Recorded data:
— START —
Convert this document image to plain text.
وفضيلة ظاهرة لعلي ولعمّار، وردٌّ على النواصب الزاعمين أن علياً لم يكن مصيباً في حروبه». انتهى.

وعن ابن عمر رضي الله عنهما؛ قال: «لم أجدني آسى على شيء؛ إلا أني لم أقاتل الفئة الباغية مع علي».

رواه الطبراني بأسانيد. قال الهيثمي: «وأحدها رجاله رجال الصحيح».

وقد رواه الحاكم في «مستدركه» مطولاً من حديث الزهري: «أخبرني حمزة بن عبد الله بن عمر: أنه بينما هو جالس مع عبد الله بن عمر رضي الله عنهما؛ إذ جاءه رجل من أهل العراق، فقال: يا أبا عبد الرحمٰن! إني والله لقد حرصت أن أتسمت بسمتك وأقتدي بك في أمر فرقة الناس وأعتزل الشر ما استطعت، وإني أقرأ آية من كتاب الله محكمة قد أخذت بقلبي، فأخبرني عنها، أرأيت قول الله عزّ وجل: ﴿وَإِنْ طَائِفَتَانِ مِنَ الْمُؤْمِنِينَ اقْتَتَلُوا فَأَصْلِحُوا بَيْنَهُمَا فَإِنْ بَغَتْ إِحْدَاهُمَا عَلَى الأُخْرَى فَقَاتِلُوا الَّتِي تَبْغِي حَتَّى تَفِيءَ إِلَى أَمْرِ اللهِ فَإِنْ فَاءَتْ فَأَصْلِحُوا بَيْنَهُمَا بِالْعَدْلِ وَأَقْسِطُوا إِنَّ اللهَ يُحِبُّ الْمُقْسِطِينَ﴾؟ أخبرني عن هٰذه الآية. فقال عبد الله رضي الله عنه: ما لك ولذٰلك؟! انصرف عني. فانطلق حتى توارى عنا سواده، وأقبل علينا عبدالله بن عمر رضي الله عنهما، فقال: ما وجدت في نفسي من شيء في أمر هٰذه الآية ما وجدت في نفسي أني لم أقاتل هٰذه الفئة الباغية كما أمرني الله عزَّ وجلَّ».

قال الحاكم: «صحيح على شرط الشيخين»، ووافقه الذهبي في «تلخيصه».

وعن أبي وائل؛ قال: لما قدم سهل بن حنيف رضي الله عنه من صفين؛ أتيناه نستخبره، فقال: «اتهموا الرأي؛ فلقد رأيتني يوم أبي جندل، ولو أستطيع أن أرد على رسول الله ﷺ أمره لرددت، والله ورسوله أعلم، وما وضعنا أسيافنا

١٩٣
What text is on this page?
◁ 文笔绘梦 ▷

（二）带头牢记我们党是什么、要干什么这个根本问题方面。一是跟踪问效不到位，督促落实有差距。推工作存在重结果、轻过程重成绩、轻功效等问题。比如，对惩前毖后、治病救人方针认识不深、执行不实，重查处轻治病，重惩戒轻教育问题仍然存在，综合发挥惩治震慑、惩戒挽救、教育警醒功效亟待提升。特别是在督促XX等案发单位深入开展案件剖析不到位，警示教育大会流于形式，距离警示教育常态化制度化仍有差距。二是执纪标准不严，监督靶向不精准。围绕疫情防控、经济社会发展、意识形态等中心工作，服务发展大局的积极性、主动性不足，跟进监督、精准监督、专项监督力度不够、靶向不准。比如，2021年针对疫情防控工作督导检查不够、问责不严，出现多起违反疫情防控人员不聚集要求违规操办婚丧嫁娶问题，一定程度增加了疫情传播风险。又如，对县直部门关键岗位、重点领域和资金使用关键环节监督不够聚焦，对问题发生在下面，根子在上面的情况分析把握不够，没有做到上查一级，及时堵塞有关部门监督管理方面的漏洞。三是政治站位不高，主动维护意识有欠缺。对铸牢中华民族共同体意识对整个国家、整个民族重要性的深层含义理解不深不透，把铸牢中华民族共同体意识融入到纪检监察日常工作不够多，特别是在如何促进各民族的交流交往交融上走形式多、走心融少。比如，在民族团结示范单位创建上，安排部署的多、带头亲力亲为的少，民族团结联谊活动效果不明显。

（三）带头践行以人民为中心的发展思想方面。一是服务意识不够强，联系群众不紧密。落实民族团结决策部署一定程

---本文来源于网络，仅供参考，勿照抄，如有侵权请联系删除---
— END —
### Set problem
Reproduce the listing above word for word.

### Answer to this problem
Convert this document image to plain text.
وفضيلة ظاهرة لعلي ولعمّار، وردٌّ على النواصب الزاعمين أن علياً لم يكن مصيباً في حروبه». انتهى.

وعن ابن عمر رضي الله عنهما؛ قال: «لم أجدني آسى على شيء؛ إلا أني لم أقاتل الفئة الباغية مع علي».

رواه الطبراني بأسانيد. قال الهيثمي: «وأحدها رجاله رجال الصحيح».

وقد رواه الحاكم في «مستدركه» مطولاً من حديث الزهري: «أخبرني حمزة بن عبد الله بن عمر: أنه بينما هو جالس مع عبد الله بن عمر رضي الله عنهما؛ إذ جاءه رجل من أهل العراق، فقال: يا أبا عبد الرحمٰن! إني والله لقد حرصت أن أتسمت بسمتك وأقتدي بك في أمر فرقة الناس وأعتزل الشر ما استطعت، وإني أقرأ آية من كتاب الله محكمة قد أخذت بقلبي، فأخبرني عنها، أرأيت قول الله عزّ وجل: ﴿وَإِنْ طَائِفَتَانِ مِنَ الْمُؤْمِنِينَ اقْتَتَلُوا فَأَصْلِحُوا بَيْنَهُمَا فَإِنْ بَغَتْ إِحْدَاهُمَا عَلَى الأُخْرَى فَقَاتِلُوا الَّتِي تَبْغِي حَتَّى تَفِيءَ إِلَى أَمْرِ اللهِ فَإِنْ فَاءَتْ فَأَصْلِحُوا بَيْنَهُمَا بِالْعَدْلِ وَأَقْسِطُوا إِنَّ اللهَ يُحِبُّ الْمُقْسِطِينَ﴾؟ أخبرني عن هٰذه الآية. فقال عبد الله رضي الله عنه: ما لك ولذٰلك؟! انصرف عني. فانطلق حتى توارى عنا سواده، وأقبل علينا عبدالله بن عمر رضي الله عنهما، فقال: ما وجدت في نفسي من شيء في أمر هٰذه الآية ما وجدت في نفسي أني لم أقاتل هٰذه الفئة الباغية كما أمرني الله عزَّ وجلَّ».

قال الحاكم: «صحيح على شرط الشيخين»، ووافقه الذهبي في «تلخيصه».

وعن أبي وائل؛ قال: لما قدم سهل بن حنيف رضي الله عنه من صفين؛ أتيناه نستخبره، فقال: «اتهموا الرأي؛ فلقد رأيتني يوم أبي جندل، ولو أستطيع أن أرد على رسول الله ﷺ أمره لرددت، والله ورسوله أعلم، وما وضعنا أسيافنا

١٩٣
What text is on this page?
◁ 文笔绘梦 ▷

（二）带头牢记我们党是什么、要干什么这个根本问题方面。一是跟踪问效不到位，督促落实有差距。推工作存在重结果、轻过程重成绩、轻功效等问题。比如，对惩前毖后、治病救人方针认识不深、执行不实，重查处轻治病，重惩戒轻教育问题仍然存在，综合发挥惩治震慑、惩戒挽救、教育警醒功效亟待提升。特别是在督促XX等案发单位深入开展案件剖析不到位，警示教育大会流于形式，距离警示教育常态化制度化仍有差距。二是执纪标准不严，监督靶向不精准。围绕疫情防控、经济社会发展、意识形态等中心工作，服务发展大局的积极性、主动性不足，跟进监督、精准监督、专项监督力度不够、靶向不准。比如，2021年针对疫情防控工作督导检查不够、问责不严，出现多起违反疫情防控人员不聚集要求违规操办婚丧嫁娶问题，一定程度增加了疫情传播风险。又如，对县直部门关键岗位、重点领域和资金使用关键环节监督不够聚焦，对问题发生在下面，根子在上面的情况分析把握不够，没有做到上查一级，及时堵塞有关部门监督管理方面的漏洞。三是政治站位不高，主动维护意识有欠缺。对铸牢中华民族共同体意识对整个国家、整个民族重要性的深层含义理解不深不透，把铸牢中华民族共同体意识融入到纪检监察日常工作不够多，特别是在如何促进各民族的交流交往交融上走形式多、走心融少。比如，在民族团结示范单位创建上，安排部署的多、带头亲力亲为的少，民族团结联谊活动效果不明显。

（三）带头践行以人民为中心的发展思想方面。一是服务意识不够强，联系群众不紧密。落实民族团结决策部署一定程

---本文来源于网络，仅供参考，勿照抄，如有侵权请联系删除---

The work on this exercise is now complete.